Search the listing for the string "checking" and copy every line that contains it.
* begin EXCERPTED RECORDS *
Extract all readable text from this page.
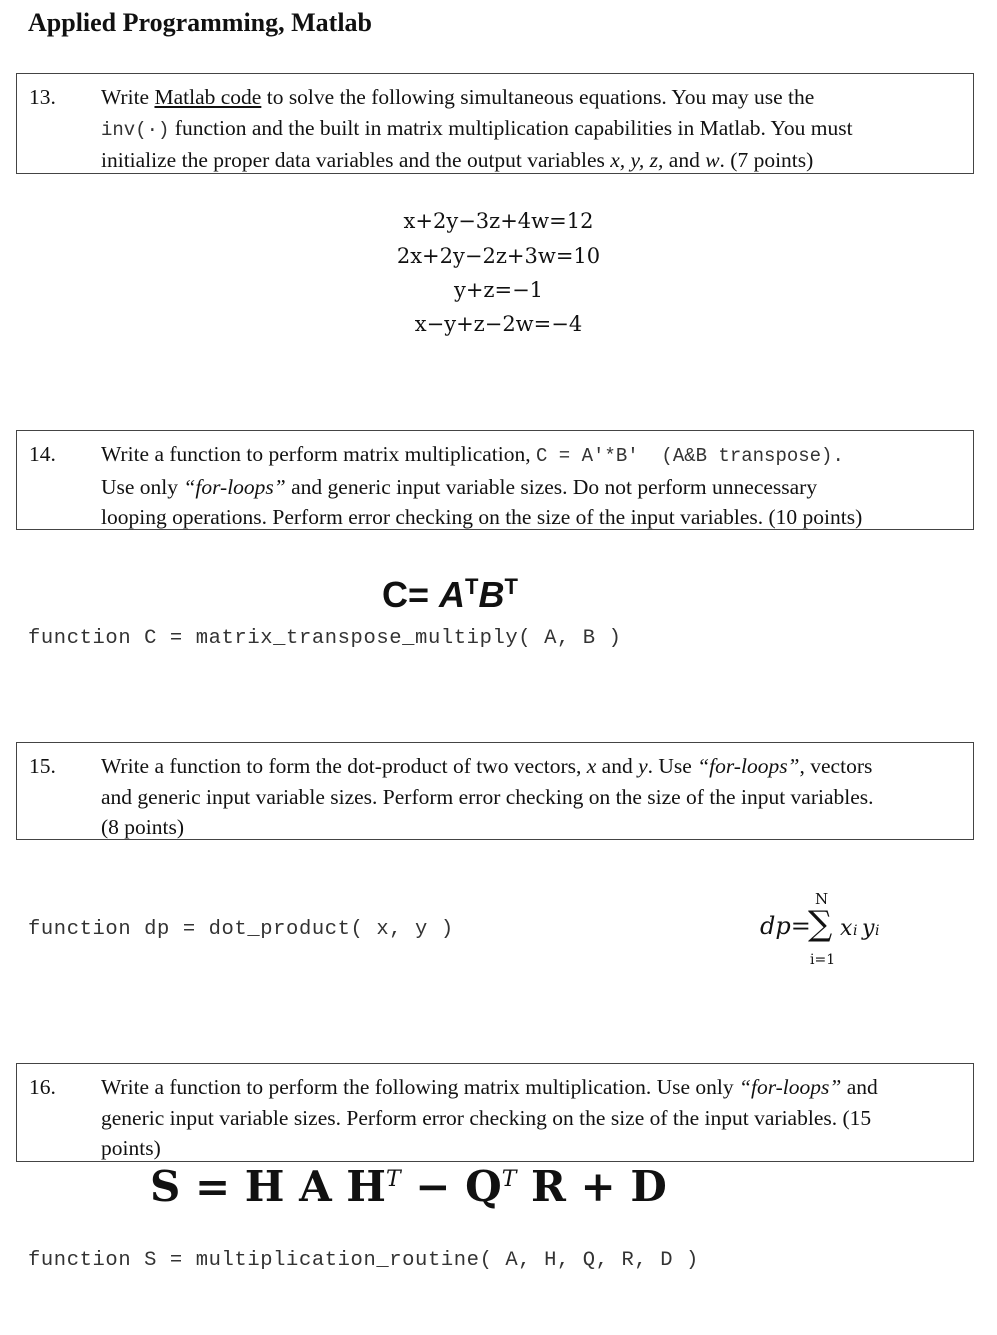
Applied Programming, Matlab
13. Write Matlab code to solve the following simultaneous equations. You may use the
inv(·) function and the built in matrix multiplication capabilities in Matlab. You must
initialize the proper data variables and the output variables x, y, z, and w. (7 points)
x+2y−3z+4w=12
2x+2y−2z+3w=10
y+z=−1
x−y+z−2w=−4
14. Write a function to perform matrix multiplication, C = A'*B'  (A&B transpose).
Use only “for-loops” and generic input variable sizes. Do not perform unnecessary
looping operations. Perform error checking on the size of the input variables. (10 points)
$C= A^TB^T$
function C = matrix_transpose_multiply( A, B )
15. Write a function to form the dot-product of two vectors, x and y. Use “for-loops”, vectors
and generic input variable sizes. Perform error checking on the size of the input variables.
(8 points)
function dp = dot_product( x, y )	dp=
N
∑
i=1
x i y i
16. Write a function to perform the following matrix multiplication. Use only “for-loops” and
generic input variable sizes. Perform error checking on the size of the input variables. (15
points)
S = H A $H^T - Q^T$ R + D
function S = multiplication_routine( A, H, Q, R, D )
* end EXCERPTED RECORDS *
* begin EXCERPTED RECORDS *
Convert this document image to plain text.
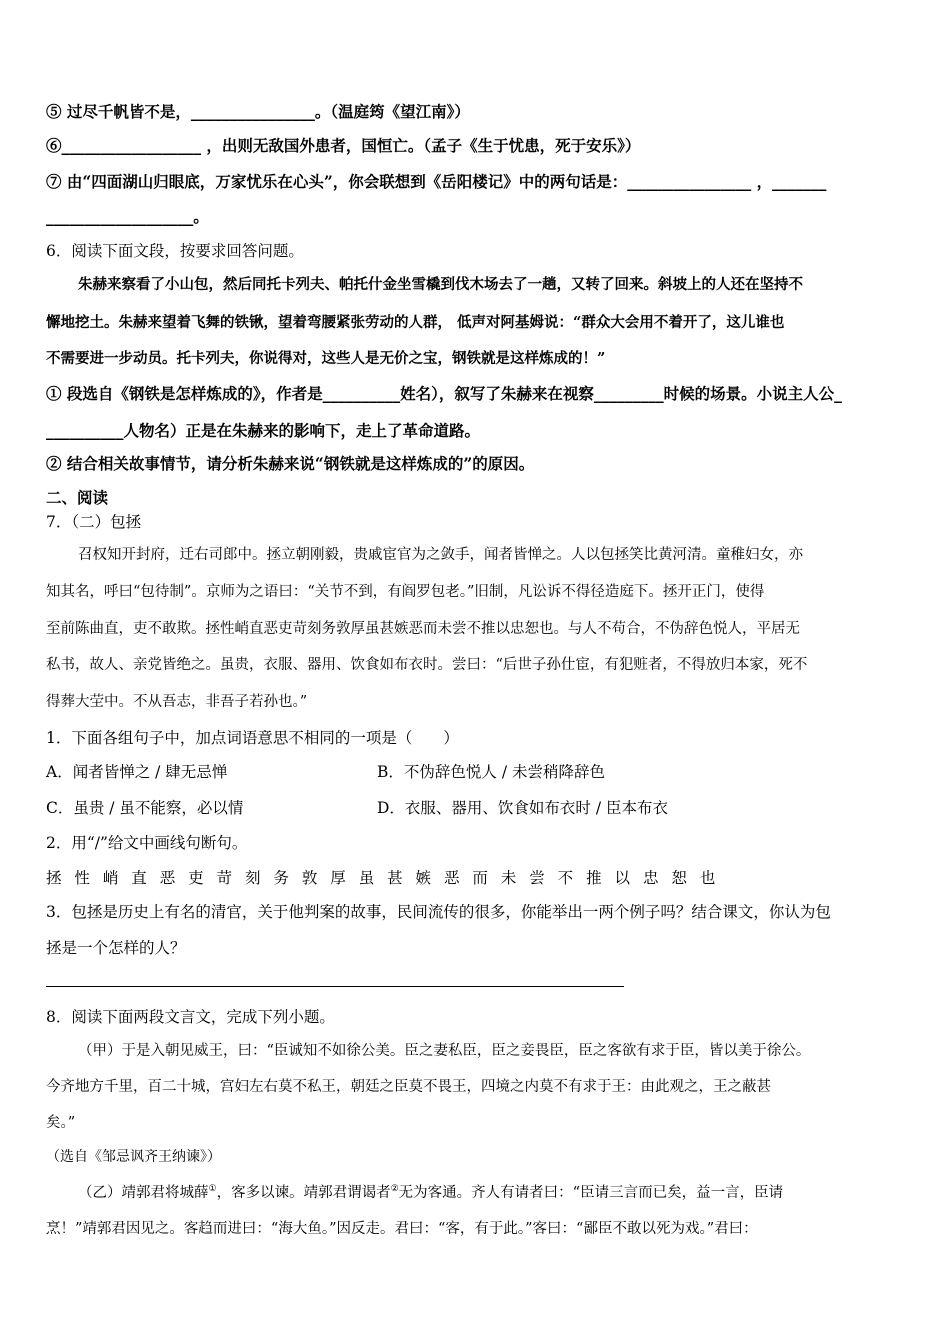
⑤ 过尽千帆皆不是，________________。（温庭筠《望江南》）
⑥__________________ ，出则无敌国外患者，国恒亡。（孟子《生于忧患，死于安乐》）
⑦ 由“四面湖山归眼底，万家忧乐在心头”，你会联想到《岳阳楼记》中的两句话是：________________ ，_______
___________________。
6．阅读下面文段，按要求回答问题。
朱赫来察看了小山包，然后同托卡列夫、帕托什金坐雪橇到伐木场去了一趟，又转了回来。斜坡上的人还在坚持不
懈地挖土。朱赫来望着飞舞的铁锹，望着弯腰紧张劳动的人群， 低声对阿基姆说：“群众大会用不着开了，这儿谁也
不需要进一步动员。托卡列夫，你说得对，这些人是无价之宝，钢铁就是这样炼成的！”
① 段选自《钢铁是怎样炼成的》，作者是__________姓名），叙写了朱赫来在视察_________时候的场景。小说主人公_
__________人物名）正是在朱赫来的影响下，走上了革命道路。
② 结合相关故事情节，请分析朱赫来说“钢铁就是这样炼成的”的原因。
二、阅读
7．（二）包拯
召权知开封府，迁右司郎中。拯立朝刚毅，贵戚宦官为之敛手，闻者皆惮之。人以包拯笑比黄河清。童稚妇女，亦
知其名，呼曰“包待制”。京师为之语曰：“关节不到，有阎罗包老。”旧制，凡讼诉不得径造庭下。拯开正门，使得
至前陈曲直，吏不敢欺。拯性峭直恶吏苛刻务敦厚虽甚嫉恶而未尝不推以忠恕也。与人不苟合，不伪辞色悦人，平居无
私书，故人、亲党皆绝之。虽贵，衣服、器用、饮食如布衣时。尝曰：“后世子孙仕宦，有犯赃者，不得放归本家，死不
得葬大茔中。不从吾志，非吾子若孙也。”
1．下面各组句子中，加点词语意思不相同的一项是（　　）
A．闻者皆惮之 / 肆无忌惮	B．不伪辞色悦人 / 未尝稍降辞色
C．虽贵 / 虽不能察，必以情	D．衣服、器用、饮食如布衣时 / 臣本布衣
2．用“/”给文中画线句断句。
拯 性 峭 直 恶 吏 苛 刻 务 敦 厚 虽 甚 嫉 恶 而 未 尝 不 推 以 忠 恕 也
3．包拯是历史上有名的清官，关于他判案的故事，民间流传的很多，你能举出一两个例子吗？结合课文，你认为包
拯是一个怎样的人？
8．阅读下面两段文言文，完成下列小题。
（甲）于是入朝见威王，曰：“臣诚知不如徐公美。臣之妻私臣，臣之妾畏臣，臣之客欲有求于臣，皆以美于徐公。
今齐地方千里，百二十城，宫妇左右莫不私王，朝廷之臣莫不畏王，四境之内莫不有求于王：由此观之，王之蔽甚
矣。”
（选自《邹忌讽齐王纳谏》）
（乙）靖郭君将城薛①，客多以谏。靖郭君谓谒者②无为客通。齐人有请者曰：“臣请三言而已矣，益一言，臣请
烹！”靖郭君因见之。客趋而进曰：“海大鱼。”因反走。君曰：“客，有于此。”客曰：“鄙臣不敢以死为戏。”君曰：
* end EXCERPTED RECORDS *
* begin EXCERPTED RECORDS *
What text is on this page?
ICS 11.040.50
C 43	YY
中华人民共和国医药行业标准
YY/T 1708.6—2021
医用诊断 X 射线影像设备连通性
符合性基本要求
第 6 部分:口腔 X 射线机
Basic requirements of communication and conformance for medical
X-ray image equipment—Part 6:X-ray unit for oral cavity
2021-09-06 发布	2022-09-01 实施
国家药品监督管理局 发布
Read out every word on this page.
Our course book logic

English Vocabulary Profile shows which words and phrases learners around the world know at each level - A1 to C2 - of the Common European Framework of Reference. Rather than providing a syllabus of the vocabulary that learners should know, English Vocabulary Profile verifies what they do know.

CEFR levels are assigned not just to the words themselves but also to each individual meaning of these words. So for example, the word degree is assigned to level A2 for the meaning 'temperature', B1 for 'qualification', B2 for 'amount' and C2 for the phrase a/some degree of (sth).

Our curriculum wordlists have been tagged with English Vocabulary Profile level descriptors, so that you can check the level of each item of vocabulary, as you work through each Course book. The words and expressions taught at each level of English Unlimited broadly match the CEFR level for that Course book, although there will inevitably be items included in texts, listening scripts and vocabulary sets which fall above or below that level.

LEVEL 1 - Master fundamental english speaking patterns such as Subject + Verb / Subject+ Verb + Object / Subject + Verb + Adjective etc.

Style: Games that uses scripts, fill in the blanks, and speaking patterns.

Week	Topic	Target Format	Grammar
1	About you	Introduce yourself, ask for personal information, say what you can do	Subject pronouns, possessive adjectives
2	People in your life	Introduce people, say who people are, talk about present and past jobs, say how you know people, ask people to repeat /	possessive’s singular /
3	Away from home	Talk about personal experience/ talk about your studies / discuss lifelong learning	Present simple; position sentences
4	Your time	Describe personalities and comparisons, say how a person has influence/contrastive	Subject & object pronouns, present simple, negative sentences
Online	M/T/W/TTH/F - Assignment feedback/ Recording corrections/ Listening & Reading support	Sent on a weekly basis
* end EXCERPTED RECORDS *
§ **CORRECT RESULT**
looping operations. Perform error checking on the size of the input variables. (10 points)
and generic input variable sizes. Perform error checking on the size of the input variables.
generic input variable sizes. Perform error checking on the size of the input variables. (15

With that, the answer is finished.